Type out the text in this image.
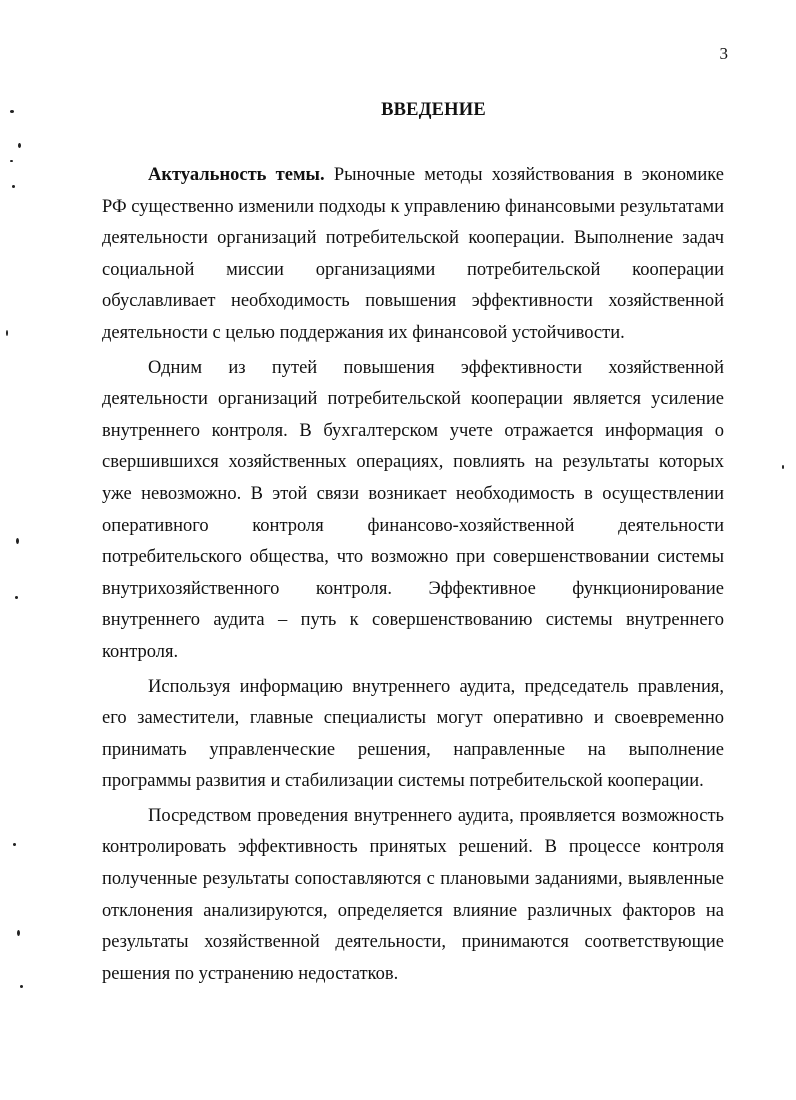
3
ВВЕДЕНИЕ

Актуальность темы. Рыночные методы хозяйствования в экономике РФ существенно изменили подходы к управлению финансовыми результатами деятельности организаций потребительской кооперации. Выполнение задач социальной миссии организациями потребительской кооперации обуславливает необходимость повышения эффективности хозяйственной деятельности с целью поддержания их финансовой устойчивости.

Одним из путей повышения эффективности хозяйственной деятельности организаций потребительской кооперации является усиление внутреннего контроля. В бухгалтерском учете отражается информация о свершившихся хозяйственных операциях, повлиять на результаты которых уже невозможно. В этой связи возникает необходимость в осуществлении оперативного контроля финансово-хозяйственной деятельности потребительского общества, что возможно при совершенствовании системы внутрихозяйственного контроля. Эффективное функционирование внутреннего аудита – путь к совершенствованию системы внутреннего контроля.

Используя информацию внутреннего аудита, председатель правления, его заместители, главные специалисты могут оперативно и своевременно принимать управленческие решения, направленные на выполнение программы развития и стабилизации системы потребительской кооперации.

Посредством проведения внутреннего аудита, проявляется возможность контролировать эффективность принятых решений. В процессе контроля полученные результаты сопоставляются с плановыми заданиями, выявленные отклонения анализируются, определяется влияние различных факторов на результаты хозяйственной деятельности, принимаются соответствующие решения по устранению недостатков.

==

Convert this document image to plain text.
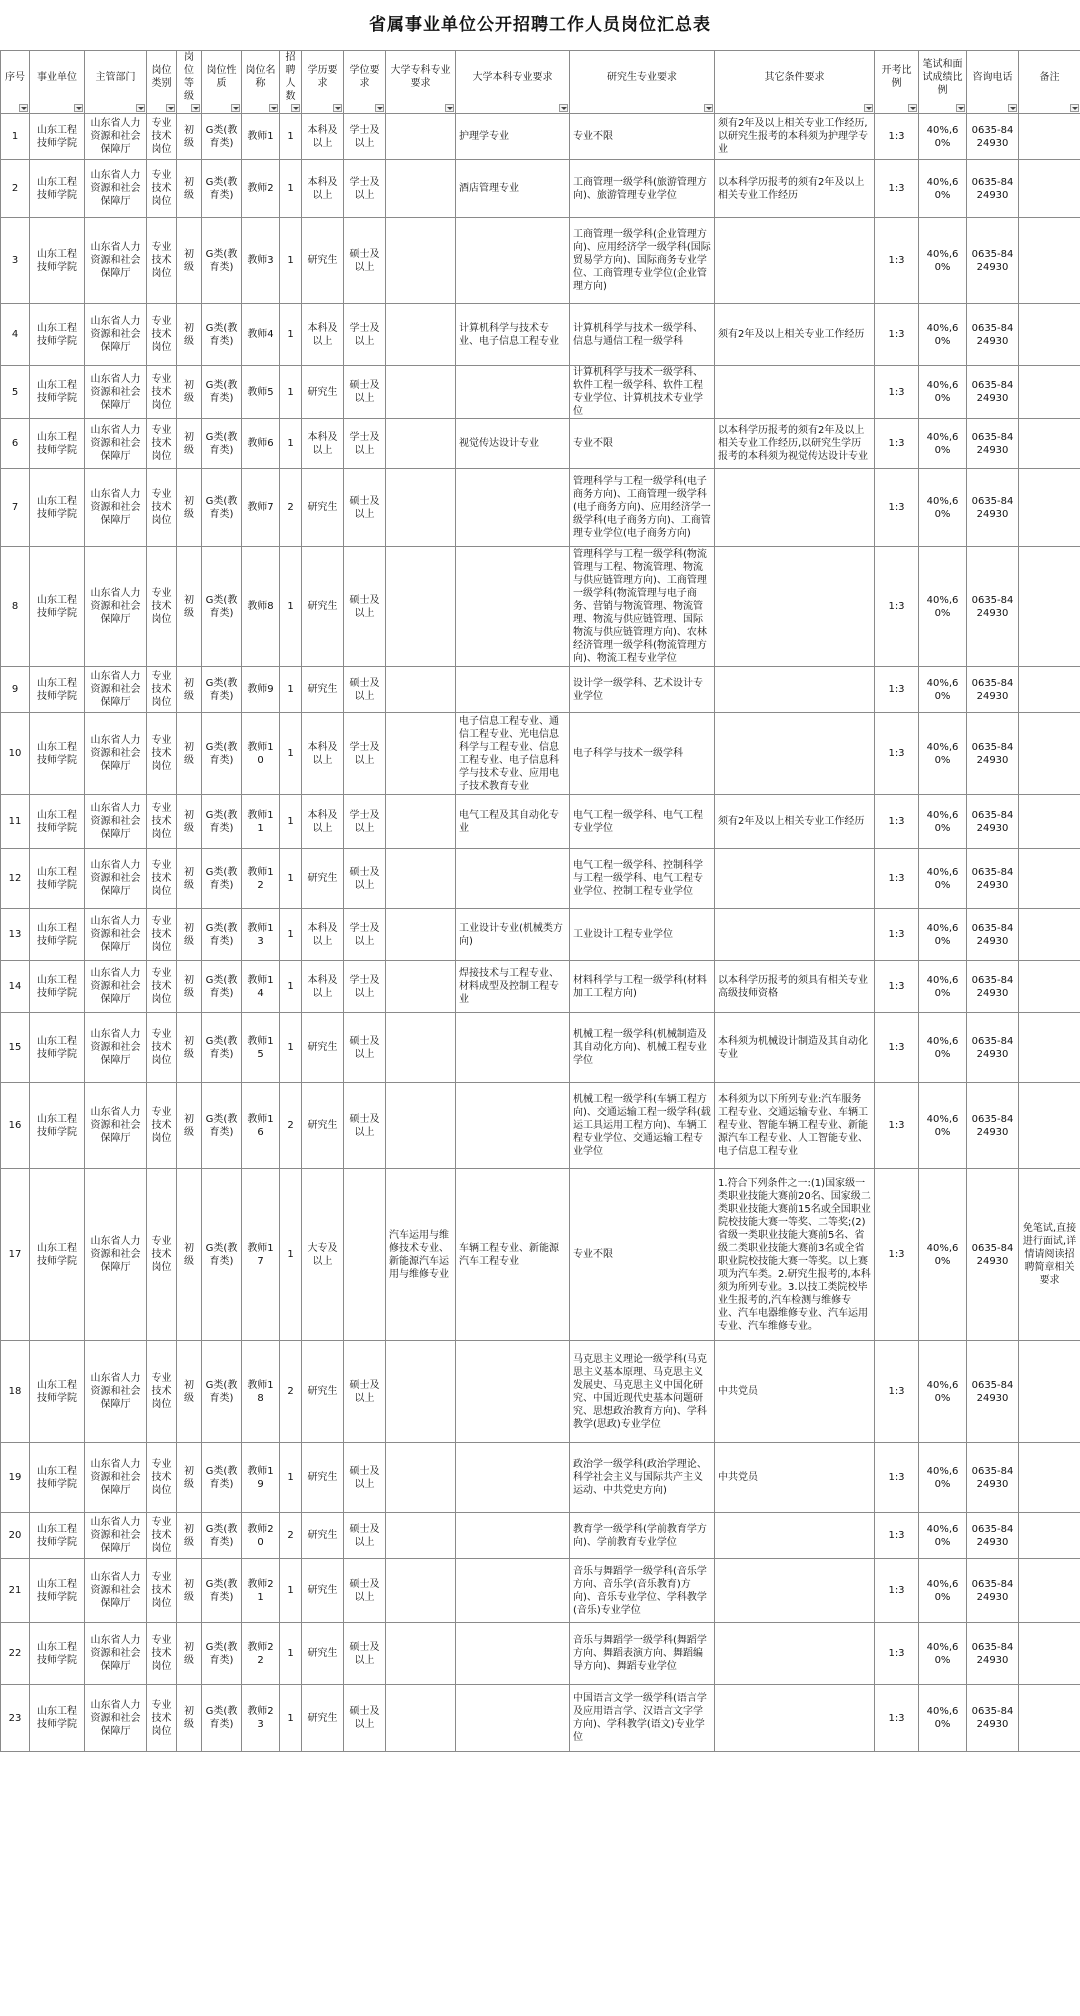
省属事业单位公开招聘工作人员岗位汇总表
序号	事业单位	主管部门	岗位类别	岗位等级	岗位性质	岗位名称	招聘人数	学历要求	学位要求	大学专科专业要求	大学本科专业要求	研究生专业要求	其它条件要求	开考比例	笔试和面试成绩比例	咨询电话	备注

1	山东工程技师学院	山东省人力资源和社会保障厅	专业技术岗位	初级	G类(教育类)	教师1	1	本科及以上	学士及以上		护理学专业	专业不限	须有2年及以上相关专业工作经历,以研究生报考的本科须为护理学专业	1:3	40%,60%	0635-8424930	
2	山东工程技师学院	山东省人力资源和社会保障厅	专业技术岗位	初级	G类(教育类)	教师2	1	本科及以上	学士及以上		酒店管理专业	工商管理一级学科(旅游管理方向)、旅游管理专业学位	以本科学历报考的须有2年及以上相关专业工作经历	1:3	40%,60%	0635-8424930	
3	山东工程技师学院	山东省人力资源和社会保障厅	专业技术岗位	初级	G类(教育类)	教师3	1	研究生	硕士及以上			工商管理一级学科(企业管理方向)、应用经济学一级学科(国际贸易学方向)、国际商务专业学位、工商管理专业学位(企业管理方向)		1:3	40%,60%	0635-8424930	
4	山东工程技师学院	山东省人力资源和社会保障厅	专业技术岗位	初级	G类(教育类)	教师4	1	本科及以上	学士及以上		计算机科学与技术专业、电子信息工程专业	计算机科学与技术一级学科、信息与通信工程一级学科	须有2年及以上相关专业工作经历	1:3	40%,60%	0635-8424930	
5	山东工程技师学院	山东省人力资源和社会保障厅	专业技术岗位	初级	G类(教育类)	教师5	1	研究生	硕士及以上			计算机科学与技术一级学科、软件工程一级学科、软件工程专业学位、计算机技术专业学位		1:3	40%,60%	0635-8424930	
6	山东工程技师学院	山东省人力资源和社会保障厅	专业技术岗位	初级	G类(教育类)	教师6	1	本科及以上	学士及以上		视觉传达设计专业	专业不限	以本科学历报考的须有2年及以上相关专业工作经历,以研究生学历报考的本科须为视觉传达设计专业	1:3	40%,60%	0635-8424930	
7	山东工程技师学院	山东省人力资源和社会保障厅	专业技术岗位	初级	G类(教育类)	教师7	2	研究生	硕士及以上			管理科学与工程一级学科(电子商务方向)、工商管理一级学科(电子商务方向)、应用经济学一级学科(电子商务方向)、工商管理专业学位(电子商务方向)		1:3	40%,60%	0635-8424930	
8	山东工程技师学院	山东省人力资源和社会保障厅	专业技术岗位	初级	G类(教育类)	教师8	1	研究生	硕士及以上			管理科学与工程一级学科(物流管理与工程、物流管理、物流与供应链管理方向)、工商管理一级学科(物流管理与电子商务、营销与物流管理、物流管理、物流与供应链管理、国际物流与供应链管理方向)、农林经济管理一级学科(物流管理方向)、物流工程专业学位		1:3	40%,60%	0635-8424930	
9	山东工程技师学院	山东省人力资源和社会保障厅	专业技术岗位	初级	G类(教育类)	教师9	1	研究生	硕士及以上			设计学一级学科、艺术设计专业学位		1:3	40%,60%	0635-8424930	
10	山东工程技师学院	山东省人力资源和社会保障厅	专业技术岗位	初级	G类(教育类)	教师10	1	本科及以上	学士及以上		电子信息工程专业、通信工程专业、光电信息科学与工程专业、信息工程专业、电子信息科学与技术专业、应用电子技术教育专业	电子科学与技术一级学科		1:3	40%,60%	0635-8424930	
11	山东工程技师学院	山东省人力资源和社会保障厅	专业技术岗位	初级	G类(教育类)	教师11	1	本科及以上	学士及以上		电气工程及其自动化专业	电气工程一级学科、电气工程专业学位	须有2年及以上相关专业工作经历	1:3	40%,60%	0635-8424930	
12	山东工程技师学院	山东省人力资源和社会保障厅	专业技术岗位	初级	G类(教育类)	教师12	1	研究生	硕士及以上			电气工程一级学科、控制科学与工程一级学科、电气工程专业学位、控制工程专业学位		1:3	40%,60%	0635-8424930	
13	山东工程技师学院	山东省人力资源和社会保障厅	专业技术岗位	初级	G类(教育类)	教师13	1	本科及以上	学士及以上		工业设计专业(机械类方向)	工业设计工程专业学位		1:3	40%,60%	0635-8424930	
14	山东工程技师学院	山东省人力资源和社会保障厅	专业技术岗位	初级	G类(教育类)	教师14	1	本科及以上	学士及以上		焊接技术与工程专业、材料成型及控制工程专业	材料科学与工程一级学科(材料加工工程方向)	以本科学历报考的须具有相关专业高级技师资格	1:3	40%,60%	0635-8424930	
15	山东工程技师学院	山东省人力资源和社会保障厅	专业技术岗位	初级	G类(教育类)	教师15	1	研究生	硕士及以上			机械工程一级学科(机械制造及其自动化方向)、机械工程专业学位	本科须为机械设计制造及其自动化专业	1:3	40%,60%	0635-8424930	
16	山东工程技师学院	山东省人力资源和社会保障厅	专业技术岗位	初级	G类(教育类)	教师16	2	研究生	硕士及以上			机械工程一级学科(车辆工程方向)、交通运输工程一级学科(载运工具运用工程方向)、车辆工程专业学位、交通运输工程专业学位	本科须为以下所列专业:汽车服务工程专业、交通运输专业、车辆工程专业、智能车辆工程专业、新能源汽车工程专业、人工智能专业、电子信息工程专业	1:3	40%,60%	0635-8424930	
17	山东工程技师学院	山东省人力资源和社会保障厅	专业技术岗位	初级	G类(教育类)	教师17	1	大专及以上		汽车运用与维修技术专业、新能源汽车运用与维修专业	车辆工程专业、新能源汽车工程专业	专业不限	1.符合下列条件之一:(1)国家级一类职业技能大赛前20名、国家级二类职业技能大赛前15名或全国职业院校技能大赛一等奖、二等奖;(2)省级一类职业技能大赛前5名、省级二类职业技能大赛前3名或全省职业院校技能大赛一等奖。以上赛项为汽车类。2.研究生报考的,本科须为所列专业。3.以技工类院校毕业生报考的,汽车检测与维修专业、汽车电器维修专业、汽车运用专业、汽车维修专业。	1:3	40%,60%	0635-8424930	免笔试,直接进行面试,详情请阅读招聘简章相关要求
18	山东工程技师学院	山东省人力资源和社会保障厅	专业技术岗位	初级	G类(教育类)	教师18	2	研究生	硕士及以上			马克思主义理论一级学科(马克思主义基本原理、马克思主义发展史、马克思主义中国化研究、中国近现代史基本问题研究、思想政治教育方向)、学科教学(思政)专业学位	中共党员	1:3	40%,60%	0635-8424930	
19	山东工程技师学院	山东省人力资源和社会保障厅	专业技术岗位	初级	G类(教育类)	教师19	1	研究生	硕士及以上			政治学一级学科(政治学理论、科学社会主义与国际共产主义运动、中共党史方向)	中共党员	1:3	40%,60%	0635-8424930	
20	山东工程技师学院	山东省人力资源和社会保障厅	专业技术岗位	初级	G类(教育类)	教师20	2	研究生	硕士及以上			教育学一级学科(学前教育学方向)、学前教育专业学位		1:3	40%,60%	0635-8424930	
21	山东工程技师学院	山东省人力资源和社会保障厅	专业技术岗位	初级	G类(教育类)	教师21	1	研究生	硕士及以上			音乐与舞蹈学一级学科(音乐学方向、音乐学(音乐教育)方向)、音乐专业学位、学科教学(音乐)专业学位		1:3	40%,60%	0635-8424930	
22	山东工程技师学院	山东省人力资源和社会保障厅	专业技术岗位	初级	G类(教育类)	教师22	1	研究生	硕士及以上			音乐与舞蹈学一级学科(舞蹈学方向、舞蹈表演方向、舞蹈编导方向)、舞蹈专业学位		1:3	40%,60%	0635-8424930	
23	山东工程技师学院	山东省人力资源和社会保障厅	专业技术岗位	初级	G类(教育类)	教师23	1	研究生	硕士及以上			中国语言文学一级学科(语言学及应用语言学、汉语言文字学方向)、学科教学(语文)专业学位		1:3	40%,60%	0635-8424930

==

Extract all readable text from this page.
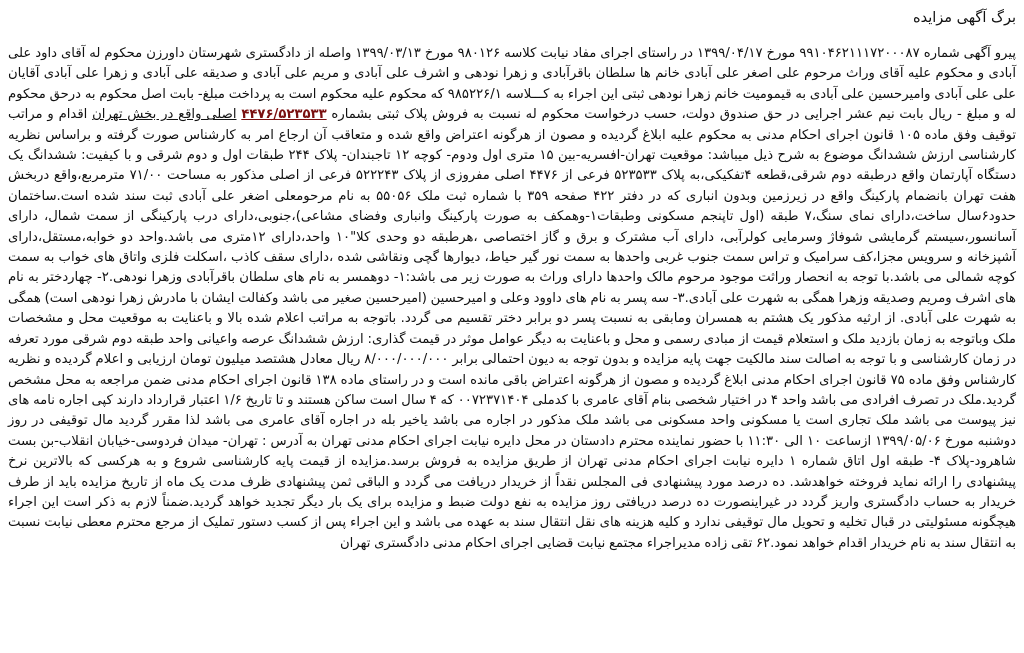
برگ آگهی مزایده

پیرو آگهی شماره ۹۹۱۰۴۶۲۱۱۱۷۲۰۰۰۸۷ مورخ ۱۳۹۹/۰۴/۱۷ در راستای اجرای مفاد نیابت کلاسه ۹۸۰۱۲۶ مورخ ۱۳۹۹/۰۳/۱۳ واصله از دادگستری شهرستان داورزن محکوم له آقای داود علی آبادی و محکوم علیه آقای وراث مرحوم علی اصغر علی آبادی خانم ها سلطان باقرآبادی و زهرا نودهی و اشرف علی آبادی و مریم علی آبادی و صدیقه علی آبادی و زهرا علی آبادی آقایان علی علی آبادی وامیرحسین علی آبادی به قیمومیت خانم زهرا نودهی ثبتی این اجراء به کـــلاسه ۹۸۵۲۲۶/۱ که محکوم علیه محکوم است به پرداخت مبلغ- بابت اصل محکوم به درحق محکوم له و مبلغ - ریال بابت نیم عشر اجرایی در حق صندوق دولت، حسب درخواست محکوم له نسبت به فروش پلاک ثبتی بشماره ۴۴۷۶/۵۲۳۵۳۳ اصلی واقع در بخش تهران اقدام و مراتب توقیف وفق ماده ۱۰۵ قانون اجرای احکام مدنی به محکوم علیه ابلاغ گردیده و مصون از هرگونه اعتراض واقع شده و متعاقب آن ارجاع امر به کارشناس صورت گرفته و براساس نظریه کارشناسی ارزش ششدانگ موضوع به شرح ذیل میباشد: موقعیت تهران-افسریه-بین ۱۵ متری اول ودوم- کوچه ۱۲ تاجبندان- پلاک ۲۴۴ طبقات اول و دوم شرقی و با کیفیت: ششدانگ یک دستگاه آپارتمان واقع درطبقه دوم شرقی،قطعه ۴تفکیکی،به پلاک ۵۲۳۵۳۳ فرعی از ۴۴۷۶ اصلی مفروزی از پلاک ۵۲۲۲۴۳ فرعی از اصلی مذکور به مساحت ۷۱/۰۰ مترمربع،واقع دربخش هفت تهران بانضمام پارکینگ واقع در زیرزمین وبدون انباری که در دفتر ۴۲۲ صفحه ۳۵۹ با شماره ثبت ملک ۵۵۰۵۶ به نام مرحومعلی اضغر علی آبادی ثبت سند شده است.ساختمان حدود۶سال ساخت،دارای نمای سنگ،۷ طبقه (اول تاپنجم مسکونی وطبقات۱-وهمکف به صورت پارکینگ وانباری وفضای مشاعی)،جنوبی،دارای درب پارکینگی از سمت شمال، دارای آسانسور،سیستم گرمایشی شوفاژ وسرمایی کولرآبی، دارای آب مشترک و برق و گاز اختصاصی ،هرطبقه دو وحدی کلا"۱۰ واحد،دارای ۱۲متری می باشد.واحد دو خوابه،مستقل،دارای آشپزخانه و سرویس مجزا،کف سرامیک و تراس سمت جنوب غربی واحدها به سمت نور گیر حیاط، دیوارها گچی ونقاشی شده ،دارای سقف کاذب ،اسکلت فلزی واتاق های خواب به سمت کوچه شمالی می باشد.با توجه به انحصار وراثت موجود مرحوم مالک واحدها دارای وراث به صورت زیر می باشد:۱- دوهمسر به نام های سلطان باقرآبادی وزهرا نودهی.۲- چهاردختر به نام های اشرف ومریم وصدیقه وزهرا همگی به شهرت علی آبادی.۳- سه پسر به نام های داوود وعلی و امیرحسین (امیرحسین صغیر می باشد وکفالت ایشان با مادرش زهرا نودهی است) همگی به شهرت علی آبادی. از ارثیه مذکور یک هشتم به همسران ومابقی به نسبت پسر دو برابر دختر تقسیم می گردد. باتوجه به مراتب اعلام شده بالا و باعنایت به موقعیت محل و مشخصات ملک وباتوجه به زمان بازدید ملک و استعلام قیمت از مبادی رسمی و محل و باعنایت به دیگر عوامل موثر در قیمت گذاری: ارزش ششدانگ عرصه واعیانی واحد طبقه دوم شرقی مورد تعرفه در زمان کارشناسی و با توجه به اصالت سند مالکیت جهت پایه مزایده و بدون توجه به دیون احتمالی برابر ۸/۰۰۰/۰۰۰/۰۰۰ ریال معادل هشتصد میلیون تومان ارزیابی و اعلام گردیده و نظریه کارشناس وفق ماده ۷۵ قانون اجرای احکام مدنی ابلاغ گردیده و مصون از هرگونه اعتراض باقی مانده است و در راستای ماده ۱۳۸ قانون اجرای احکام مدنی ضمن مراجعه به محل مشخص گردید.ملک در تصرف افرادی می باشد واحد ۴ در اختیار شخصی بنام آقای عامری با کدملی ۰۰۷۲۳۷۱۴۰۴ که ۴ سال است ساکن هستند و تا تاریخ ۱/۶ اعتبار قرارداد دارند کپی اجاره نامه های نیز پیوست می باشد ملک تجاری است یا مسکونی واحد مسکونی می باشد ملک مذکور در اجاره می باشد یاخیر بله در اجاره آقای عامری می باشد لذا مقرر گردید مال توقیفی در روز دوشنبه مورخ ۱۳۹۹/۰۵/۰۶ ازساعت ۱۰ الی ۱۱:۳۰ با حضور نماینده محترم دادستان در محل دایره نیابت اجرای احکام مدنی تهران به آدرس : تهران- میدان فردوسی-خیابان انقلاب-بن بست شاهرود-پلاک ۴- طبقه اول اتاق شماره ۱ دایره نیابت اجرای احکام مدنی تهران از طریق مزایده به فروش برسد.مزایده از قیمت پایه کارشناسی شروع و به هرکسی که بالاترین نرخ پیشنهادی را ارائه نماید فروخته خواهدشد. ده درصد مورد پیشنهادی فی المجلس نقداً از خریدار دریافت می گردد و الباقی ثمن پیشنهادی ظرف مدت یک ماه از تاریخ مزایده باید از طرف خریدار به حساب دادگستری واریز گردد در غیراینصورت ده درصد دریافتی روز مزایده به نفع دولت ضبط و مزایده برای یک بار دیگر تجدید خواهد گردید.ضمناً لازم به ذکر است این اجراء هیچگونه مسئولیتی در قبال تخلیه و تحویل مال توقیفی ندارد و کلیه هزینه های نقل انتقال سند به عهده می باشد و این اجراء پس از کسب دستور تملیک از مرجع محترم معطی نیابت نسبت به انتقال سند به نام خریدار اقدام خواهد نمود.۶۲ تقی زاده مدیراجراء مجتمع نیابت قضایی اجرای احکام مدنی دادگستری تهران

Exercise =
Whichever lines contain the string "потребительской", select and copy them.

Expected answer =
Актуальность темы. Рыночные методы хозяйствования в экономике РФ существенно изменили подходы к управлению финансовыми результатами деятельности организаций потребительской кооперации. Выполнение задач социальной миссии организациями потребительской кооперации обуславливает необходимость повышения эффективности хозяйственной деятельности с целью поддержания их финансовой устойчивости.
Одним из путей повышения эффективности хозяйственной деятельности организаций потребительской кооперации является усиление внутреннего контроля. В бухгалтерском учете отражается информация о свершившихся хозяйственных операциях, повлиять на результаты которых уже невозможно. В этой связи возникает необходимость в осуществлении оперативного контроля финансово-хозяйственной деятельности потребительского общества, что возможно при совершенствовании системы внутрихозяйственного контроля. Эффективное функционирование внутреннего аудита – путь к совершенствованию системы внутреннего контроля.
Используя информацию внутреннего аудита, председатель правления, его заместители, главные специалисты могут оперативно и своевременно принимать управленческие решения, направленные на выполнение программы развития и стабилизации системы потребительской кооперации.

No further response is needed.